**Records for the task**
-- Start --

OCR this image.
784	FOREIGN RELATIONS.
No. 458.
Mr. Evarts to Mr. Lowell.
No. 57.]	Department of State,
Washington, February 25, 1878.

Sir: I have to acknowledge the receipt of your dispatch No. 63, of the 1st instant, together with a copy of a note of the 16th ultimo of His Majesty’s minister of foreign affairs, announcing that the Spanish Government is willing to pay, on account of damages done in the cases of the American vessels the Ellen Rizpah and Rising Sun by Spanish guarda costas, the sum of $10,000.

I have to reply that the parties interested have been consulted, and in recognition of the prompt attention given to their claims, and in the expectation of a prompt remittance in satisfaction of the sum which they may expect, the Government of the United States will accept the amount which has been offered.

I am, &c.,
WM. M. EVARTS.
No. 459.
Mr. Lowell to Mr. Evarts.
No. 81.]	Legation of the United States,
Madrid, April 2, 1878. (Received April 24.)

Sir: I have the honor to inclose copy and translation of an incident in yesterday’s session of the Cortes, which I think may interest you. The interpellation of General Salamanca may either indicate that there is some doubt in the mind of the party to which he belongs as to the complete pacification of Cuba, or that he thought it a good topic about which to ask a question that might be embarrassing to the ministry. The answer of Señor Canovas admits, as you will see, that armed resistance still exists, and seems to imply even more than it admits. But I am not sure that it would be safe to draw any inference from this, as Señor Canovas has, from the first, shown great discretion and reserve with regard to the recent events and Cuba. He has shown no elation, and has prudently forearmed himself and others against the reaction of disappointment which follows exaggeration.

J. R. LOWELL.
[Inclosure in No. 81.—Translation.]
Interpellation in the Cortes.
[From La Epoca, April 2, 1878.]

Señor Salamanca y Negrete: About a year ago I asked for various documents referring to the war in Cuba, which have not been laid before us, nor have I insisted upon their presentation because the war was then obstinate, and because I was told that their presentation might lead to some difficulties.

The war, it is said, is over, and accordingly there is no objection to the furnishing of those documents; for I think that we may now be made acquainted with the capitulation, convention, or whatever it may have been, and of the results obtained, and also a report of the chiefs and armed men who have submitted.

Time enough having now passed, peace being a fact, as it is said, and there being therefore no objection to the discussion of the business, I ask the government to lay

-- End --
-- Start --

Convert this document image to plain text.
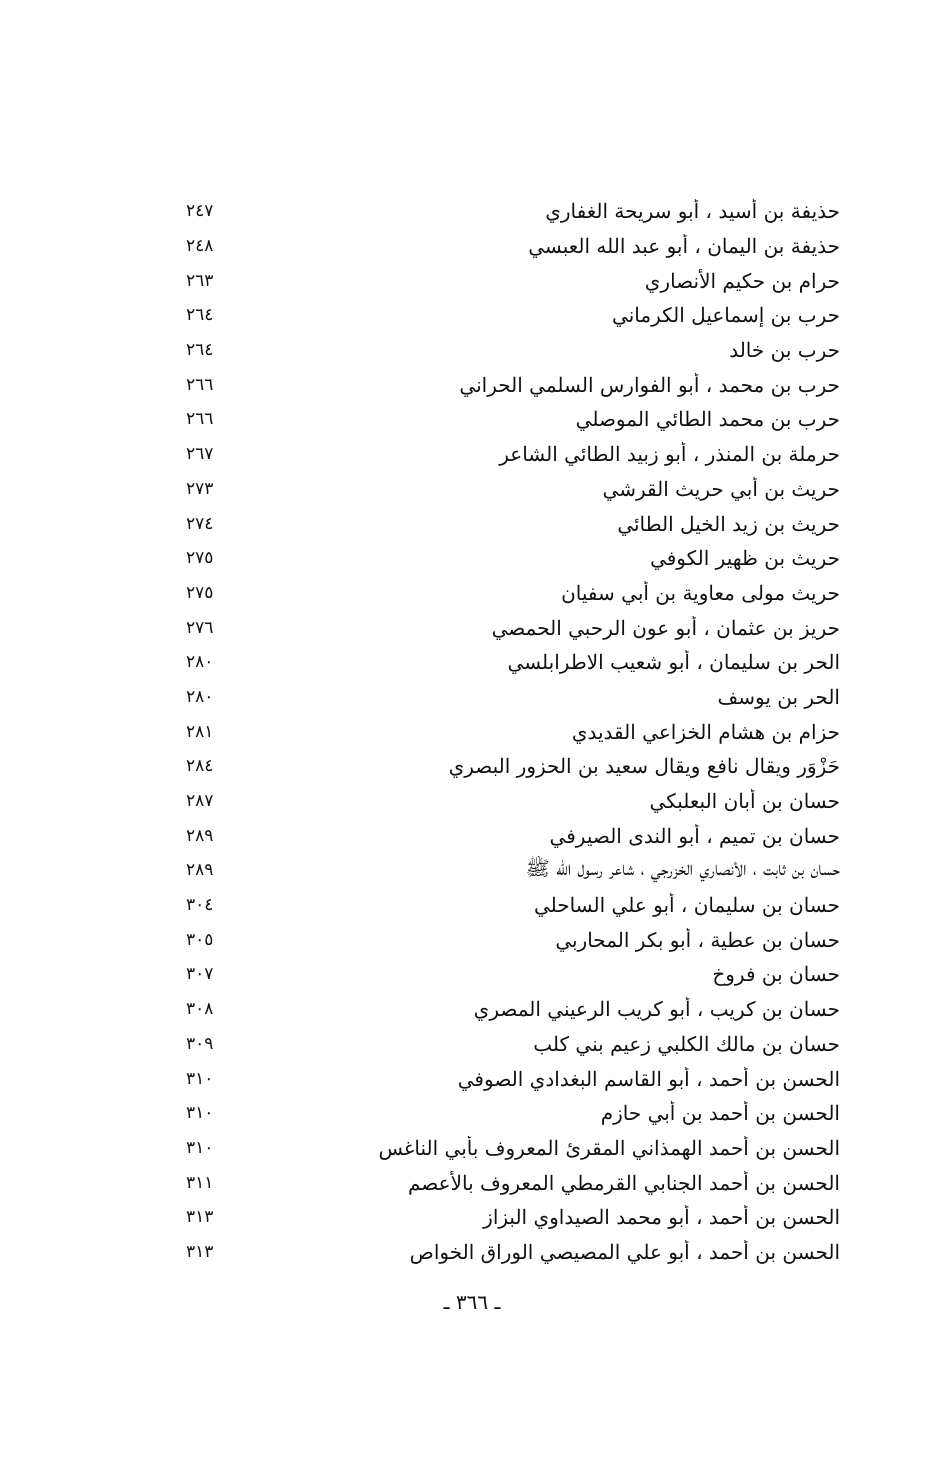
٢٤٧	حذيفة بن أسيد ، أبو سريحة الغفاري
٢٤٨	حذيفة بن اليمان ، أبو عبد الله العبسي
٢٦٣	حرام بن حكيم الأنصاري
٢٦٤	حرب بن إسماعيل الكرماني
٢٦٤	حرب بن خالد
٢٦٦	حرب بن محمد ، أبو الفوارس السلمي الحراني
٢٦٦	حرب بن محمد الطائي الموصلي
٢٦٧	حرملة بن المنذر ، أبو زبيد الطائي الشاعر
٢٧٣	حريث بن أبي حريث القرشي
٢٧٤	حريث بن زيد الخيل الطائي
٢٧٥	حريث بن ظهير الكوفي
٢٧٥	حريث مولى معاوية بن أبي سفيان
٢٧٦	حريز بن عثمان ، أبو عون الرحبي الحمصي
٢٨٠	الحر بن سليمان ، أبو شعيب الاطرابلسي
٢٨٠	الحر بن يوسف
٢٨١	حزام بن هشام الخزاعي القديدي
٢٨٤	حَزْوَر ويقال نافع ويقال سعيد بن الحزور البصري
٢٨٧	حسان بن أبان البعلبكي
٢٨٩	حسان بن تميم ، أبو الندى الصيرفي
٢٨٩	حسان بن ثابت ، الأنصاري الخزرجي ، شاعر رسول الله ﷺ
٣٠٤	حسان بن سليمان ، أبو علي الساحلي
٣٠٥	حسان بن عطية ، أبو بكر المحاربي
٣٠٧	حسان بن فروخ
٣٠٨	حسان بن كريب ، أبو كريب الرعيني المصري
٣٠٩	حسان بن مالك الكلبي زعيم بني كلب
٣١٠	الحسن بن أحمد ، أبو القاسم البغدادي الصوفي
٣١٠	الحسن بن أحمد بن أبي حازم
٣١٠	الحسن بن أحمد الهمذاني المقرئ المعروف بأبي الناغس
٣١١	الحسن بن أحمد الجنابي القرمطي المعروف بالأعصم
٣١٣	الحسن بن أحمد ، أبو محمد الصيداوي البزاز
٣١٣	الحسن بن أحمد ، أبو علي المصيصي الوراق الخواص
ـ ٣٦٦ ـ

-- End --

Go through the listing above and pull out each line containing the word "حريث".

٢٧٣	حريث بن أبي حريث القرشي
٢٧٤	حريث بن زيد الخيل الطائي
٢٧٥	حريث بن ظهير الكوفي
٢٧٥	حريث مولى معاوية بن أبي سفيان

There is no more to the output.